Reproduce the records below in their entirety, character for character.

--- Start of DATA RECORDS ---

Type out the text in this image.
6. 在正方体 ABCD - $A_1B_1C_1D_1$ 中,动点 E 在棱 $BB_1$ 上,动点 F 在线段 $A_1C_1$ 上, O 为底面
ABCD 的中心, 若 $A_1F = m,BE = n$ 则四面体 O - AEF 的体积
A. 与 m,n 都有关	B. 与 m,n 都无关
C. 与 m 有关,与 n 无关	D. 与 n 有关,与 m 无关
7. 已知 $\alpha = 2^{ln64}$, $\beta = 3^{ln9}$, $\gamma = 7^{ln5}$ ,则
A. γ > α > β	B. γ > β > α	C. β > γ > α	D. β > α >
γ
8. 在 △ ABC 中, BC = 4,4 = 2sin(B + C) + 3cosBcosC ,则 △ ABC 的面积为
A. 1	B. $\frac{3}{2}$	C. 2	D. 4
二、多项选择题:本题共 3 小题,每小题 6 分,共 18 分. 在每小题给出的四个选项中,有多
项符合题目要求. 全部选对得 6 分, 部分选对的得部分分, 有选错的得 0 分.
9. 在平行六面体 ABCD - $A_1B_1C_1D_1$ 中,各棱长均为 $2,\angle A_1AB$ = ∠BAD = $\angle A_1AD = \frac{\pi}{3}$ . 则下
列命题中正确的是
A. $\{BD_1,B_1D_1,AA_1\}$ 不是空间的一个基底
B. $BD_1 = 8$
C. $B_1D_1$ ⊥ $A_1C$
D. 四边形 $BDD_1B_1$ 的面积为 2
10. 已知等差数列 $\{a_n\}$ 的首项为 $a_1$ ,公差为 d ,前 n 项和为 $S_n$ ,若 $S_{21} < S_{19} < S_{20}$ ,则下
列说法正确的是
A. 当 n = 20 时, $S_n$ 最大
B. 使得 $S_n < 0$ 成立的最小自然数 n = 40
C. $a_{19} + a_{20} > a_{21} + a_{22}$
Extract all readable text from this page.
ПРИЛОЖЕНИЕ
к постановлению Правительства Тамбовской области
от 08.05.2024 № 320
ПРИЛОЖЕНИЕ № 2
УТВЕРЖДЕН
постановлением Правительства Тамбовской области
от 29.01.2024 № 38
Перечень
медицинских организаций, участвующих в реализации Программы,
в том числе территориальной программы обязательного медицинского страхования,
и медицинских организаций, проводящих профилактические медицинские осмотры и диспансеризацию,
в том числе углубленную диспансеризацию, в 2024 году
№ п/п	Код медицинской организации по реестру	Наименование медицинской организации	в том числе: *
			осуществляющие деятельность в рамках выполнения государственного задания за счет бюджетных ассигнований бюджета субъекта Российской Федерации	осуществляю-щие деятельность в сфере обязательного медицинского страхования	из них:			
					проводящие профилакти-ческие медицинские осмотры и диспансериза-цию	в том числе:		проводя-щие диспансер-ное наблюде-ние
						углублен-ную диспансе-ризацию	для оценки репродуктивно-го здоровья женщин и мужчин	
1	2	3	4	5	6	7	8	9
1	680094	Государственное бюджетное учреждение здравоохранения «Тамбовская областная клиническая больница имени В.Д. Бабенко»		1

--- End of DATA RECORDS ---

→ **ANSWER TO THIS EXERCISE**:
Type out the text in this image.
6. 在正方体 ABCD - $A_1B_1C_1D_1$ 中,动点 E 在棱 $BB_1$ 上,动点 F 在线段 $A_1C_1$ 上, O 为底面
ABCD 的中心, 若 $A_1F = m,BE = n$ 则四面体 O - AEF 的体积
A. 与 m,n 都有关	B. 与 m,n 都无关
C. 与 m 有关,与 n 无关	D. 与 n 有关,与 m 无关
7. 已知 $\alpha = 2^{ln64}$, $\beta = 3^{ln9}$, $\gamma = 7^{ln5}$ ,则
A. γ > α > β	B. γ > β > α	C. β > γ > α	D. β > α >
γ
8. 在 △ ABC 中, BC = 4,4 = 2sin(B + C) + 3cosBcosC ,则 △ ABC 的面积为
A. 1	B. $\frac{3}{2}$	C. 2	D. 4
二、多项选择题:本题共 3 小题,每小题 6 分,共 18 分. 在每小题给出的四个选项中,有多
项符合题目要求. 全部选对得 6 分, 部分选对的得部分分, 有选错的得 0 分.
9. 在平行六面体 ABCD - $A_1B_1C_1D_1$ 中,各棱长均为 $2,\angle A_1AB$ = ∠BAD = $\angle A_1AD = \frac{\pi}{3}$ . 则下
列命题中正确的是
A. $\{BD_1,B_1D_1,AA_1\}$ 不是空间的一个基底
B. $BD_1 = 8$
C. $B_1D_1$ ⊥ $A_1C$
D. 四边形 $BDD_1B_1$ 的面积为 2
10. 已知等差数列 $\{a_n\}$ 的首项为 $a_1$ ,公差为 d ,前 n 项和为 $S_n$ ,若 $S_{21} < S_{19} < S_{20}$ ,则下
列说法正确的是
A. 当 n = 20 时, $S_n$ 最大
B. 使得 $S_n < 0$ 成立的最小自然数 n = 40
C. $a_{19} + a_{20} > a_{21} + a_{22}$
Extract all readable text from this page.
ПРИЛОЖЕНИЕ
к постановлению Правительства Тамбовской области
от 08.05.2024 № 320
ПРИЛОЖЕНИЕ № 2
УТВЕРЖДЕН
постановлением Правительства Тамбовской области
от 29.01.2024 № 38
Перечень
медицинских организаций, участвующих в реализации Программы,
в том числе территориальной программы обязательного медицинского страхования,
и медицинских организаций, проводящих профилактические медицинские осмотры и диспансеризацию,
в том числе углубленную диспансеризацию, в 2024 году
№ п/п	Код медицинской организации по реестру	Наименование медицинской организации	в том числе: *
			осуществляющие деятельность в рамках выполнения государственного задания за счет бюджетных ассигнований бюджета субъекта Российской Федерации	осуществляю-щие деятельность в сфере обязательного медицинского страхования	из них:			
					проводящие профилакти-ческие медицинские осмотры и диспансериза-цию	в том числе:		проводя-щие диспансер-ное наблюде-ние
						углублен-ную диспансе-ризацию	для оценки репродуктивно-го здоровья женщин и мужчин	
1	2	3	4	5	6	7	8	9
1	680094	Государственное бюджетное учреждение здравоохранения «Тамбовская областная клиническая больница имени В.Д. Бабенко»		1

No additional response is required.